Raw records
++++
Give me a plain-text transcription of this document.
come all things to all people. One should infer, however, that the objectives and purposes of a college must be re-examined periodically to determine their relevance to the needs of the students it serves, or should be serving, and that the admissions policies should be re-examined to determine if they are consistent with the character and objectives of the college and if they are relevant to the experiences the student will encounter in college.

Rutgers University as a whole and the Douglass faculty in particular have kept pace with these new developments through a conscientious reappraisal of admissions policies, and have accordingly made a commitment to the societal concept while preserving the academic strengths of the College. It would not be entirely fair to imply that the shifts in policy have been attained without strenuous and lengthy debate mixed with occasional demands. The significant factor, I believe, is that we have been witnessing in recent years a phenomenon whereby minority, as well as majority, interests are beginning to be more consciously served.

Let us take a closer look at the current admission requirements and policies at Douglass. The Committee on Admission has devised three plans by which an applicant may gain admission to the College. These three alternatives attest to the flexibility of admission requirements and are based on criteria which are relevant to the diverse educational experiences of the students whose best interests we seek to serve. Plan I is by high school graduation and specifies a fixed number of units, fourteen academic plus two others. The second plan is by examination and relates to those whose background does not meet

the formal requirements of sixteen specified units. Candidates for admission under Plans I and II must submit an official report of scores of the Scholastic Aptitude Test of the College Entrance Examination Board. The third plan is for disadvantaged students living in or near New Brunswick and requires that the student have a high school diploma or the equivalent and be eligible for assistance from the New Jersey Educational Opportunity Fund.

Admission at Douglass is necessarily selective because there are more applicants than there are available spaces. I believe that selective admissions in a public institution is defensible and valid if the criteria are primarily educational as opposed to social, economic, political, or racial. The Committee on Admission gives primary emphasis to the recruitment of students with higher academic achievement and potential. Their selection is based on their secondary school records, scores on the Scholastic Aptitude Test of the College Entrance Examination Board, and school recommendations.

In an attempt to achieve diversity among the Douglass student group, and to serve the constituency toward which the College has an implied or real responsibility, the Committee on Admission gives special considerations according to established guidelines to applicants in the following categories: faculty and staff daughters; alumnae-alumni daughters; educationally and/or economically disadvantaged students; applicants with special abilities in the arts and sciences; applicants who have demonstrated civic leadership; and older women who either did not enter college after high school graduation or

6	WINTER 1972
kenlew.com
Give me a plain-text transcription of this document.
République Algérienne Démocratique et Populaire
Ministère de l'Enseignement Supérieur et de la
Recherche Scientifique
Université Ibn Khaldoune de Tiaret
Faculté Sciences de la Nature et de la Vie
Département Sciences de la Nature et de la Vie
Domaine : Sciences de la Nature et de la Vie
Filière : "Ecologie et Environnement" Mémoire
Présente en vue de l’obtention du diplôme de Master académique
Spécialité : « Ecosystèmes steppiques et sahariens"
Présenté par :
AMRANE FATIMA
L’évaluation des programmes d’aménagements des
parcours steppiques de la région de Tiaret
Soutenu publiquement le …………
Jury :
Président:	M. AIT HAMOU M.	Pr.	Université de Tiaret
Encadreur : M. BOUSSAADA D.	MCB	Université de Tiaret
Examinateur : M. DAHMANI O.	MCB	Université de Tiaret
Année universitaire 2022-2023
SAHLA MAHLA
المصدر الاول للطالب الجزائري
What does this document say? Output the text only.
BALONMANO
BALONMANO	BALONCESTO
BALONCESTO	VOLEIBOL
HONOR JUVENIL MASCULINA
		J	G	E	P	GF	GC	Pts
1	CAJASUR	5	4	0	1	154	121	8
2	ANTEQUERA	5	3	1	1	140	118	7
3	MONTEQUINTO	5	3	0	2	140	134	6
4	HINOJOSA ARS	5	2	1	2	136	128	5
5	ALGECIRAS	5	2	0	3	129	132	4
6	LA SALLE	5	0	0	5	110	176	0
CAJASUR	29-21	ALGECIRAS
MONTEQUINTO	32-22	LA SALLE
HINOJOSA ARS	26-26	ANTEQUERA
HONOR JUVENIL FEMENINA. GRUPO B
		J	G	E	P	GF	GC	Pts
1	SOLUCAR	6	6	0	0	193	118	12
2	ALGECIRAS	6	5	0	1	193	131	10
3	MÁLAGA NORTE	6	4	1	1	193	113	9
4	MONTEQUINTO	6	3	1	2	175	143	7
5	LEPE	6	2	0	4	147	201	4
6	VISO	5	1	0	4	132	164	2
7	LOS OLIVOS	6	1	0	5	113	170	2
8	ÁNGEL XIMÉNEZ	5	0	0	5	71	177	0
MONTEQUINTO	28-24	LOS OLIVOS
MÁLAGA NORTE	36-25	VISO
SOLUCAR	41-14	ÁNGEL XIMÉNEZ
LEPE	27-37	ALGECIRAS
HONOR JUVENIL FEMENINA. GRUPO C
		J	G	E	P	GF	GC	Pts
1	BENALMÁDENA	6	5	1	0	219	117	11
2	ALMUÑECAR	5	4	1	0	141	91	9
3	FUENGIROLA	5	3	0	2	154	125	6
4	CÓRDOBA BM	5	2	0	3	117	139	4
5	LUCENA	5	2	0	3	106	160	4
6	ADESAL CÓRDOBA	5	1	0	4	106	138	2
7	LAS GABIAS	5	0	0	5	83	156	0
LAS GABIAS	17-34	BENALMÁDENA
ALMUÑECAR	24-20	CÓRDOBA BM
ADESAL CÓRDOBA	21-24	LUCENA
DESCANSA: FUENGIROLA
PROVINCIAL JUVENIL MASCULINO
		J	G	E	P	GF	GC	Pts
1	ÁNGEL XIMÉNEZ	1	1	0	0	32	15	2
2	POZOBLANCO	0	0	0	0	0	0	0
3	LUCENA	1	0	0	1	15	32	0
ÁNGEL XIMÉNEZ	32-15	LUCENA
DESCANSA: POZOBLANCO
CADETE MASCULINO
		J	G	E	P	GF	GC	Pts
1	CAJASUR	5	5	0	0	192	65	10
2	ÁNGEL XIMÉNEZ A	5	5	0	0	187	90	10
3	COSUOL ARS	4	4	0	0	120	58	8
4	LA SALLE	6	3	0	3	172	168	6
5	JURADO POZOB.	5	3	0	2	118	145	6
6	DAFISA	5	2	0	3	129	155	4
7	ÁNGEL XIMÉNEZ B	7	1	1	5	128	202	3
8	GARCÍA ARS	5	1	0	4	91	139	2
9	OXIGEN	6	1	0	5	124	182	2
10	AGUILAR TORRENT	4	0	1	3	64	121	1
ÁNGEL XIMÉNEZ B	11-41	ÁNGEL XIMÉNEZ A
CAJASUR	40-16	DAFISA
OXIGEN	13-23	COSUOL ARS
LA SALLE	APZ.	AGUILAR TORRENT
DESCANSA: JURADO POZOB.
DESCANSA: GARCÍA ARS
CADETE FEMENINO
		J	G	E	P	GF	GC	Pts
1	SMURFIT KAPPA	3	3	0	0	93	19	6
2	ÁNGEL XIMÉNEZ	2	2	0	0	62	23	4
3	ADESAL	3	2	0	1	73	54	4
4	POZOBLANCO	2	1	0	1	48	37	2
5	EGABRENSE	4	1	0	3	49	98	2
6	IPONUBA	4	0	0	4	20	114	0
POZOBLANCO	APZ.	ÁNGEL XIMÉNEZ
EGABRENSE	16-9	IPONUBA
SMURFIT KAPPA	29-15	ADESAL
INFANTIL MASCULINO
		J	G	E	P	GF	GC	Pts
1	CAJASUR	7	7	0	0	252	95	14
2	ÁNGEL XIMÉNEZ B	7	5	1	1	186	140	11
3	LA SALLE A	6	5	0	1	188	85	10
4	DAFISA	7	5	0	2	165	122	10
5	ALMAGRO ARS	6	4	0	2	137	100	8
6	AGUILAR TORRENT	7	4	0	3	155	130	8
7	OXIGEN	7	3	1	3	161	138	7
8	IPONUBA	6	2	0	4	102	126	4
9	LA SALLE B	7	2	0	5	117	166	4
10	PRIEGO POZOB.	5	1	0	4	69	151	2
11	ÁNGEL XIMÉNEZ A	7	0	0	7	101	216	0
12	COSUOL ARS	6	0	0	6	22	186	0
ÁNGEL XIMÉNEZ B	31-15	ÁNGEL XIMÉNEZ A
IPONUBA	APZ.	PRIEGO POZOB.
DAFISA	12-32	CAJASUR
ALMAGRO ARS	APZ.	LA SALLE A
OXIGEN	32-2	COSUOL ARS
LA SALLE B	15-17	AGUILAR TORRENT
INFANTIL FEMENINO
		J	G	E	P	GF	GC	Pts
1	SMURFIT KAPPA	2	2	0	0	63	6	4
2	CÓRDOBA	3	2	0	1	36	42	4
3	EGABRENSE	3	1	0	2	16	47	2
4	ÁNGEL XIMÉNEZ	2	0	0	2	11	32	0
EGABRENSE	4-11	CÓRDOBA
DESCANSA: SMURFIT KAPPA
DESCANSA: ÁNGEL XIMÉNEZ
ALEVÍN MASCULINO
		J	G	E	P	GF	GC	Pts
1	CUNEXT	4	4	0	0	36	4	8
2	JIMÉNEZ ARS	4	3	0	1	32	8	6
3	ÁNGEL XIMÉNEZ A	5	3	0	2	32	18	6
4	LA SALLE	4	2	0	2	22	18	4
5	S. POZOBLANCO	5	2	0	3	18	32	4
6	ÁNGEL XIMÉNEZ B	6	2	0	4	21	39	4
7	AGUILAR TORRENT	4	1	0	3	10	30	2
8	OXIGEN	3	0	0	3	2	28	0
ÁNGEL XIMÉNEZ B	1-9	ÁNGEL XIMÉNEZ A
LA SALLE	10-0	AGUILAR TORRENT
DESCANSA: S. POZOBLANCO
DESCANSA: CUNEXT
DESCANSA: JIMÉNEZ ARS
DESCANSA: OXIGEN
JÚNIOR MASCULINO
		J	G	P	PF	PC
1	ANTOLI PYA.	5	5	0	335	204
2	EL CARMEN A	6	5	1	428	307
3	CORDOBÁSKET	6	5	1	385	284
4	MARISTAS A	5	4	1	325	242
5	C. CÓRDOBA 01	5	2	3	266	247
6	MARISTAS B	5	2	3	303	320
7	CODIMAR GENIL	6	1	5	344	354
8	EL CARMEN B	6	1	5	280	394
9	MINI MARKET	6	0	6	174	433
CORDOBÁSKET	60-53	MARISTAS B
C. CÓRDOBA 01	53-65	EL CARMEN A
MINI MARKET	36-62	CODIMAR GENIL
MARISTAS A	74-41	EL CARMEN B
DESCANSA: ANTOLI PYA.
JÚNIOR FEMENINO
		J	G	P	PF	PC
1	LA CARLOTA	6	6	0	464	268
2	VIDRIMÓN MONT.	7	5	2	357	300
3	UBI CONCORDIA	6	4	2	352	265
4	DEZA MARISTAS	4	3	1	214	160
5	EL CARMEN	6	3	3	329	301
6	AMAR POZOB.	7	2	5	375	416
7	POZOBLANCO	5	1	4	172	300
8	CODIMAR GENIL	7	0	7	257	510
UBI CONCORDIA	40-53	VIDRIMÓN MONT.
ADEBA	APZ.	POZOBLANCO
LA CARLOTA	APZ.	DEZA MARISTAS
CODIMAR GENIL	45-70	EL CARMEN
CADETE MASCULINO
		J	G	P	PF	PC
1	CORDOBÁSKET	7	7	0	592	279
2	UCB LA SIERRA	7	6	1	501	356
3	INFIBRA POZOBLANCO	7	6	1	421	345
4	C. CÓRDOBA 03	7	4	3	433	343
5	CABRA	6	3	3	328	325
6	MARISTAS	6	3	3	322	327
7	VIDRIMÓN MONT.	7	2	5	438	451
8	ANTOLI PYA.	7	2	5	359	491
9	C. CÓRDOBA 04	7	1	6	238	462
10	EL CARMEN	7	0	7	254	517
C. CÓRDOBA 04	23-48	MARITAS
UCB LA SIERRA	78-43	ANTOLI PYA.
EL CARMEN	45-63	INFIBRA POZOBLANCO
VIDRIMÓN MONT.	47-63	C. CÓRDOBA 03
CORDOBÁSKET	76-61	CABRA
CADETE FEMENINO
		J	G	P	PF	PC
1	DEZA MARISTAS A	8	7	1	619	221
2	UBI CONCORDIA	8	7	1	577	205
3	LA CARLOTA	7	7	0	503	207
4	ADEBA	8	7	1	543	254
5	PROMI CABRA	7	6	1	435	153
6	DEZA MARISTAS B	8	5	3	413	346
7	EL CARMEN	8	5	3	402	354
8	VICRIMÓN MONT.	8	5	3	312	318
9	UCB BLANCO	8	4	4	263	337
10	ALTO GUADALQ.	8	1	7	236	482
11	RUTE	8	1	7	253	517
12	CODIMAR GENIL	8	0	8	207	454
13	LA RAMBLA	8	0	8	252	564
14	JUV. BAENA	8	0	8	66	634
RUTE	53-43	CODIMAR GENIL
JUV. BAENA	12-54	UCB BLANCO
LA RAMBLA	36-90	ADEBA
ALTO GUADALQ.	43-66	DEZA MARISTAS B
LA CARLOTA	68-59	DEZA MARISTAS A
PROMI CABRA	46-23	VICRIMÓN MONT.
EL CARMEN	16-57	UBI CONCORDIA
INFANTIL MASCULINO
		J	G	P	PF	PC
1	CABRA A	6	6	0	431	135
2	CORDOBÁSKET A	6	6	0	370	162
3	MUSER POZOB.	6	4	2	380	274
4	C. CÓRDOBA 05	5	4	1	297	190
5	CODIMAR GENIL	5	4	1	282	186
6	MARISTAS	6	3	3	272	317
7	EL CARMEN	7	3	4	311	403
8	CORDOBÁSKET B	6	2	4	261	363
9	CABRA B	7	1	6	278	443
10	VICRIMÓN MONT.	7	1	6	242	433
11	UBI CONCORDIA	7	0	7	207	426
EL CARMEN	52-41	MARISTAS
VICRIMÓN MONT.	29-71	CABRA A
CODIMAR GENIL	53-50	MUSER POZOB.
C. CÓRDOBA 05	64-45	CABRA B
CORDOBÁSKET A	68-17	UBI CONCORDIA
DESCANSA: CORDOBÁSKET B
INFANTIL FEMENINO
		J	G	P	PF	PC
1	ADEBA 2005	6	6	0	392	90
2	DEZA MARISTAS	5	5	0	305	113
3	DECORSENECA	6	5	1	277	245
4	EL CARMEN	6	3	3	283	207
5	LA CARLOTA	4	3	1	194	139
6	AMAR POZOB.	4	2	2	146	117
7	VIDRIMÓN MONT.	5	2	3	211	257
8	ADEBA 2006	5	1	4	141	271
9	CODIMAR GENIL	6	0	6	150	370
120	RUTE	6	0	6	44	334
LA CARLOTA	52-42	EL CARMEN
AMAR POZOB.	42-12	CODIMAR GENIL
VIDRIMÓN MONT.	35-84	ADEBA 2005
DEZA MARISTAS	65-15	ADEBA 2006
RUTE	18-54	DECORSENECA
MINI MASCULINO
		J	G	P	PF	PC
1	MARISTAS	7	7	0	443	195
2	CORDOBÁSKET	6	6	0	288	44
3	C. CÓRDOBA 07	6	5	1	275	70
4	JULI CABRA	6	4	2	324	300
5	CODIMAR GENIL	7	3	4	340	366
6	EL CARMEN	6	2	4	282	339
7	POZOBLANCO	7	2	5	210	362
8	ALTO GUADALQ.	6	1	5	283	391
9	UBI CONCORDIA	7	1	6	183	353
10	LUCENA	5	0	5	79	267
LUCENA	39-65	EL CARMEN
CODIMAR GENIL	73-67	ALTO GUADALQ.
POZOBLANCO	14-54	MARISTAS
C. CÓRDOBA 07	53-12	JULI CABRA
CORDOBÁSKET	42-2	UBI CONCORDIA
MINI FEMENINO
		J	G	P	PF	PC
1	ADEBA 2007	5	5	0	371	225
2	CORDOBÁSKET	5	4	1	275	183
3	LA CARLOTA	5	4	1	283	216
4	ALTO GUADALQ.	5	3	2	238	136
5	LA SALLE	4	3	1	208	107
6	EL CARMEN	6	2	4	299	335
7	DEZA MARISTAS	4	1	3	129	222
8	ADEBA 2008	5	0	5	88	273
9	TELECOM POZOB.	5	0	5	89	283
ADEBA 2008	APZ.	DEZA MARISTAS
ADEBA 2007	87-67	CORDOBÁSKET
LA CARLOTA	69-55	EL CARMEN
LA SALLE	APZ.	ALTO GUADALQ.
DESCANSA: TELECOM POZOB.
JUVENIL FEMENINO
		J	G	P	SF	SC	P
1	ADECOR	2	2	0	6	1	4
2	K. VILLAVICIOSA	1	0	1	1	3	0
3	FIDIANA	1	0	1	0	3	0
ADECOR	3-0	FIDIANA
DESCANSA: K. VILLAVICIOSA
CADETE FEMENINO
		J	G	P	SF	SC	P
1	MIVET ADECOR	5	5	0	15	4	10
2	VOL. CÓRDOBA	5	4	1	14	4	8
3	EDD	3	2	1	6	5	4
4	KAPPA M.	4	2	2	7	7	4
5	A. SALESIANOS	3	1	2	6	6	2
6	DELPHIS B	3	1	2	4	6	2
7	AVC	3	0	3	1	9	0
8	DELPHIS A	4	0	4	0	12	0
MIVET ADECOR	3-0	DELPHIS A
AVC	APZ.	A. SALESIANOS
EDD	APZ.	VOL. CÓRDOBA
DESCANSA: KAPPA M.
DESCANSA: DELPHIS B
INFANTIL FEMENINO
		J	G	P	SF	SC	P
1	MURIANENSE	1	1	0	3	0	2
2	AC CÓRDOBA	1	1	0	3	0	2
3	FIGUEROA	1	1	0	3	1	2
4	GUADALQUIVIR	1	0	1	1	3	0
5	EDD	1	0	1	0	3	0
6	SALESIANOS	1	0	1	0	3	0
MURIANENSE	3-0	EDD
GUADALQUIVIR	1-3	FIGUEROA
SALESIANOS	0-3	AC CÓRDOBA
++++
● INSTRUCTIONS TO FOLLOW:
Pick out lines containing the word "DAFISA", each one as written.

● RESULT OF THIS TASK:
6	DAFISA	5	2	0	3	129	155	4
CAJASUR	40-16	DAFISA
4	DAFISA	7	5	0	2	165	122	10
DAFISA	12-32	CAJASUR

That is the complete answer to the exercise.